> **Problem to solve**: All of the data that follows should be retyped exactly, please, except the pictures.

[Begin]

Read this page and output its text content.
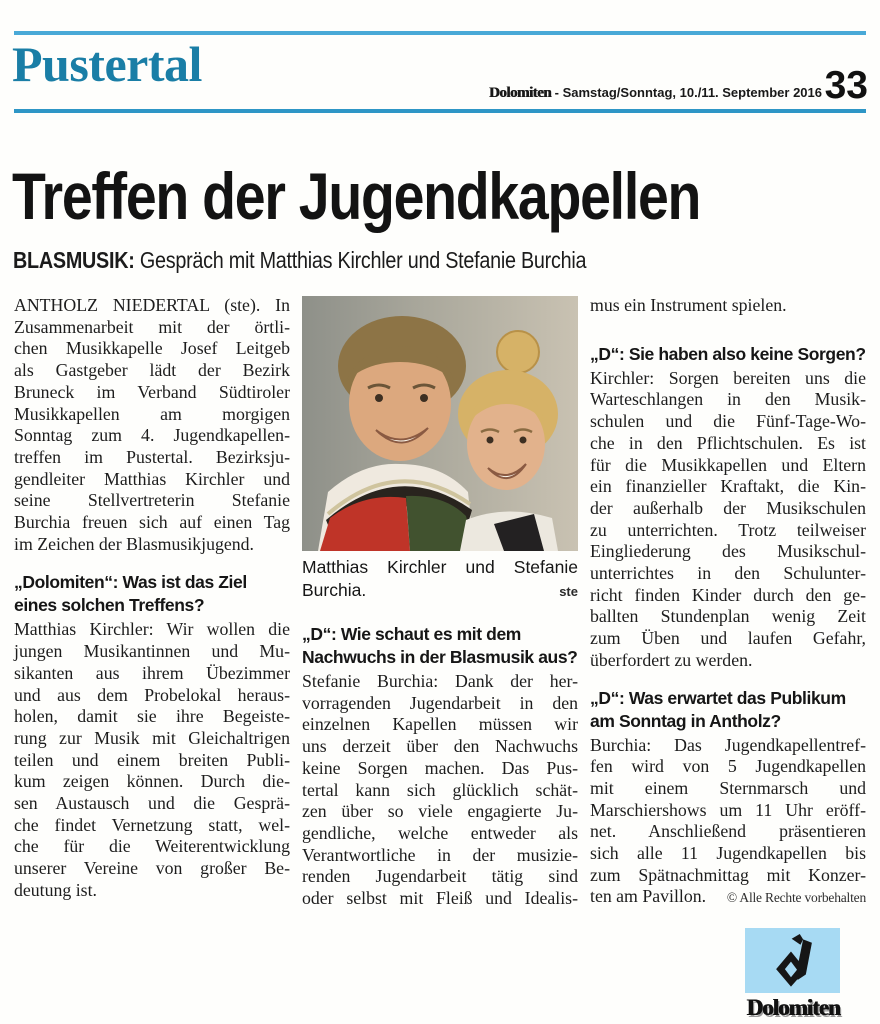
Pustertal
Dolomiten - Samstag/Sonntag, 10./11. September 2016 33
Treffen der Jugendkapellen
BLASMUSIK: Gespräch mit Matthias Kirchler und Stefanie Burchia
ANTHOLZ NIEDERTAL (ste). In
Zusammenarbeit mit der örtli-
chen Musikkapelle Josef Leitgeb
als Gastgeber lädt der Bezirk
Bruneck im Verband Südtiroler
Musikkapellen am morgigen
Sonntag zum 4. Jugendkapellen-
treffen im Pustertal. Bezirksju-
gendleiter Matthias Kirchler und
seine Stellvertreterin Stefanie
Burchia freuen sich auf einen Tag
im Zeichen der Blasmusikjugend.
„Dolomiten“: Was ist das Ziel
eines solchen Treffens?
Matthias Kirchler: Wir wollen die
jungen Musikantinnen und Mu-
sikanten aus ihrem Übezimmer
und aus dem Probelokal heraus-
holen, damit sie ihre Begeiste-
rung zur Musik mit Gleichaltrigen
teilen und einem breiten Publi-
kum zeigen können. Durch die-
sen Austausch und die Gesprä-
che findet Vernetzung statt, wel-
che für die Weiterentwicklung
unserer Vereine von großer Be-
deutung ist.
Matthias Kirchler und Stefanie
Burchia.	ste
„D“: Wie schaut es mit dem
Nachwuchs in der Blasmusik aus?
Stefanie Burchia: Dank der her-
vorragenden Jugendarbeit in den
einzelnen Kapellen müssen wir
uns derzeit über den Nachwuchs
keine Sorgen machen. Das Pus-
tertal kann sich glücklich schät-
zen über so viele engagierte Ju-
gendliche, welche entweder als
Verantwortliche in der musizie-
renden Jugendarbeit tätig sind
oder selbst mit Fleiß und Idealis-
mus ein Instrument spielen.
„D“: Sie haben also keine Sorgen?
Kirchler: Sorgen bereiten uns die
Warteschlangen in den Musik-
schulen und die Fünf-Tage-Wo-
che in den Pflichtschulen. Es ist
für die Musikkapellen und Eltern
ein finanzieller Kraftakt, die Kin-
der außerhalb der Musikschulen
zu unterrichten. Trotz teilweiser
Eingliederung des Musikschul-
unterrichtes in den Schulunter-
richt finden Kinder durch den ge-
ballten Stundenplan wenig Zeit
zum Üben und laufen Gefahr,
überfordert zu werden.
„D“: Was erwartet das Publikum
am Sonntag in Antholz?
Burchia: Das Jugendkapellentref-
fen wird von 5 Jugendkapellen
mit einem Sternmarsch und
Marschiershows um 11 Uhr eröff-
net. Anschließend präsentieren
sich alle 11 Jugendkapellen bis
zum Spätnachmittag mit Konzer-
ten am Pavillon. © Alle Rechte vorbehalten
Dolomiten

[End]

> **Full response**:
Read this page and output its text content.
Pustertal
Dolomiten - Samstag/Sonntag, 10./11. September 2016 33
Treffen der Jugendkapellen
BLASMUSIK: Gespräch mit Matthias Kirchler und Stefanie Burchia
ANTHOLZ NIEDERTAL (ste). In
Zusammenarbeit mit der örtli-
chen Musikkapelle Josef Leitgeb
als Gastgeber lädt der Bezirk
Bruneck im Verband Südtiroler
Musikkapellen am morgigen
Sonntag zum 4. Jugendkapellen-
treffen im Pustertal. Bezirksju-
gendleiter Matthias Kirchler und
seine Stellvertreterin Stefanie
Burchia freuen sich auf einen Tag
im Zeichen der Blasmusikjugend.
„Dolomiten“: Was ist das Ziel
eines solchen Treffens?
Matthias Kirchler: Wir wollen die
jungen Musikantinnen und Mu-
sikanten aus ihrem Übezimmer
und aus dem Probelokal heraus-
holen, damit sie ihre Begeiste-
rung zur Musik mit Gleichaltrigen
teilen und einem breiten Publi-
kum zeigen können. Durch die-
sen Austausch und die Gesprä-
che findet Vernetzung statt, wel-
che für die Weiterentwicklung
unserer Vereine von großer Be-
deutung ist.
Matthias Kirchler und Stefanie
Burchia.	ste
„D“: Wie schaut es mit dem
Nachwuchs in der Blasmusik aus?
Stefanie Burchia: Dank der her-
vorragenden Jugendarbeit in den
einzelnen Kapellen müssen wir
uns derzeit über den Nachwuchs
keine Sorgen machen. Das Pus-
tertal kann sich glücklich schät-
zen über so viele engagierte Ju-
gendliche, welche entweder als
Verantwortliche in der musizie-
renden Jugendarbeit tätig sind
oder selbst mit Fleiß und Idealis-
mus ein Instrument spielen.
„D“: Sie haben also keine Sorgen?
Kirchler: Sorgen bereiten uns die
Warteschlangen in den Musik-
schulen und die Fünf-Tage-Wo-
che in den Pflichtschulen. Es ist
für die Musikkapellen und Eltern
ein finanzieller Kraftakt, die Kin-
der außerhalb der Musikschulen
zu unterrichten. Trotz teilweiser
Eingliederung des Musikschul-
unterrichtes in den Schulunter-
richt finden Kinder durch den ge-
ballten Stundenplan wenig Zeit
zum Üben und laufen Gefahr,
überfordert zu werden.
„D“: Was erwartet das Publikum
am Sonntag in Antholz?
Burchia: Das Jugendkapellentref-
fen wird von 5 Jugendkapellen
mit einem Sternmarsch und
Marschiershows um 11 Uhr eröff-
net. Anschließend präsentieren
sich alle 11 Jugendkapellen bis
zum Spätnachmittag mit Konzer-
ten am Pavillon. © Alle Rechte vorbehalten
Dolomiten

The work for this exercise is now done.